- Exercise task
Will you write out all the entries below exactly?

- Exercise inputs
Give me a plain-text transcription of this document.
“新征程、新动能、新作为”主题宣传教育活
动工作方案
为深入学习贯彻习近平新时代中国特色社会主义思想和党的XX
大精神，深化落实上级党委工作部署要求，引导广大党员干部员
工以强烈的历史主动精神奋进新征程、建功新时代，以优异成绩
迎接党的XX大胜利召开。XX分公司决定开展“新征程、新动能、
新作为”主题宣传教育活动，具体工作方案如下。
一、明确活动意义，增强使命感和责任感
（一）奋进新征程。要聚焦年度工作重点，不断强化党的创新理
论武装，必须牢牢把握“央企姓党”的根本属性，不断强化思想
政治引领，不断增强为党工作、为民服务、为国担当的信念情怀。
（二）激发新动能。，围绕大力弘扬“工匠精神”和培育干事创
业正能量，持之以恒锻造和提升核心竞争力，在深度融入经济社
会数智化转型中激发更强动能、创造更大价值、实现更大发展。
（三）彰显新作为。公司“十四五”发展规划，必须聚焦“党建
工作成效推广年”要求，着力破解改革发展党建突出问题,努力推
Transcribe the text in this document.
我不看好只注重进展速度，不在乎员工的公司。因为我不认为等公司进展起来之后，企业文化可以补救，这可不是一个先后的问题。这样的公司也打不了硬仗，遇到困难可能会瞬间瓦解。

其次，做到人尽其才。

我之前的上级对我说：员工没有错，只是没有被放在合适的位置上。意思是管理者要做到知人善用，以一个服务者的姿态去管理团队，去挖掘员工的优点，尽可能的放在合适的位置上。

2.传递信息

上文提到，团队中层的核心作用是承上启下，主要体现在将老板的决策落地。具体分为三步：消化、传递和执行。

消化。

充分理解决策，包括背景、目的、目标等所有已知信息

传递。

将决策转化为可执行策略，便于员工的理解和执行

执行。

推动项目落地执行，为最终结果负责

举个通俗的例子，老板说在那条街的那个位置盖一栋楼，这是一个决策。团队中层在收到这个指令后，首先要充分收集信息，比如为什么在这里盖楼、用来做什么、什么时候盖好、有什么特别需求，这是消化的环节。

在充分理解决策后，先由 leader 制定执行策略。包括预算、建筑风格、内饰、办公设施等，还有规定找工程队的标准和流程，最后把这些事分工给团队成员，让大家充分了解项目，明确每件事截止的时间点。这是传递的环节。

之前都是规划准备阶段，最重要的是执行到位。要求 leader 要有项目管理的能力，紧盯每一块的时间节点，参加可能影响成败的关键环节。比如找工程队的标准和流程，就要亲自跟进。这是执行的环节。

- Answer to this problem
Give me a plain-text transcription of this document.
“新征程、新动能、新作为”主题宣传教育活
动工作方案
为深入学习贯彻习近平新时代中国特色社会主义思想和党的XX
大精神，深化落实上级党委工作部署要求，引导广大党员干部员
工以强烈的历史主动精神奋进新征程、建功新时代，以优异成绩
迎接党的XX大胜利召开。XX分公司决定开展“新征程、新动能、
新作为”主题宣传教育活动，具体工作方案如下。
一、明确活动意义，增强使命感和责任感
（一）奋进新征程。要聚焦年度工作重点，不断强化党的创新理
论武装，必须牢牢把握“央企姓党”的根本属性，不断强化思想
政治引领，不断增强为党工作、为民服务、为国担当的信念情怀。
（二）激发新动能。，围绕大力弘扬“工匠精神”和培育干事创
业正能量，持之以恒锻造和提升核心竞争力，在深度融入经济社
会数智化转型中激发更强动能、创造更大价值、实现更大发展。
（三）彰显新作为。公司“十四五”发展规划，必须聚焦“党建
工作成效推广年”要求，着力破解改革发展党建突出问题,努力推
Transcribe the text in this document.
我不看好只注重进展速度，不在乎员工的公司。因为我不认为等公司进展起来之后，企业文化可以补救，这可不是一个先后的问题。这样的公司也打不了硬仗，遇到困难可能会瞬间瓦解。

其次，做到人尽其才。

我之前的上级对我说：员工没有错，只是没有被放在合适的位置上。意思是管理者要做到知人善用，以一个服务者的姿态去管理团队，去挖掘员工的优点，尽可能的放在合适的位置上。

2.传递信息

上文提到，团队中层的核心作用是承上启下，主要体现在将老板的决策落地。具体分为三步：消化、传递和执行。

消化。

充分理解决策，包括背景、目的、目标等所有已知信息

传递。

将决策转化为可执行策略，便于员工的理解和执行

执行。

推动项目落地执行，为最终结果负责

举个通俗的例子，老板说在那条街的那个位置盖一栋楼，这是一个决策。团队中层在收到这个指令后，首先要充分收集信息，比如为什么在这里盖楼、用来做什么、什么时候盖好、有什么特别需求，这是消化的环节。

在充分理解决策后，先由 leader 制定执行策略。包括预算、建筑风格、内饰、办公设施等，还有规定找工程队的标准和流程，最后把这些事分工给团队成员，让大家充分了解项目，明确每件事截止的时间点。这是传递的环节。

之前都是规划准备阶段，最重要的是执行到位。要求 leader 要有项目管理的能力，紧盯每一块的时间节点，参加可能影响成败的关键环节。比如找工程队的标准和流程，就要亲自跟进。这是执行的环节。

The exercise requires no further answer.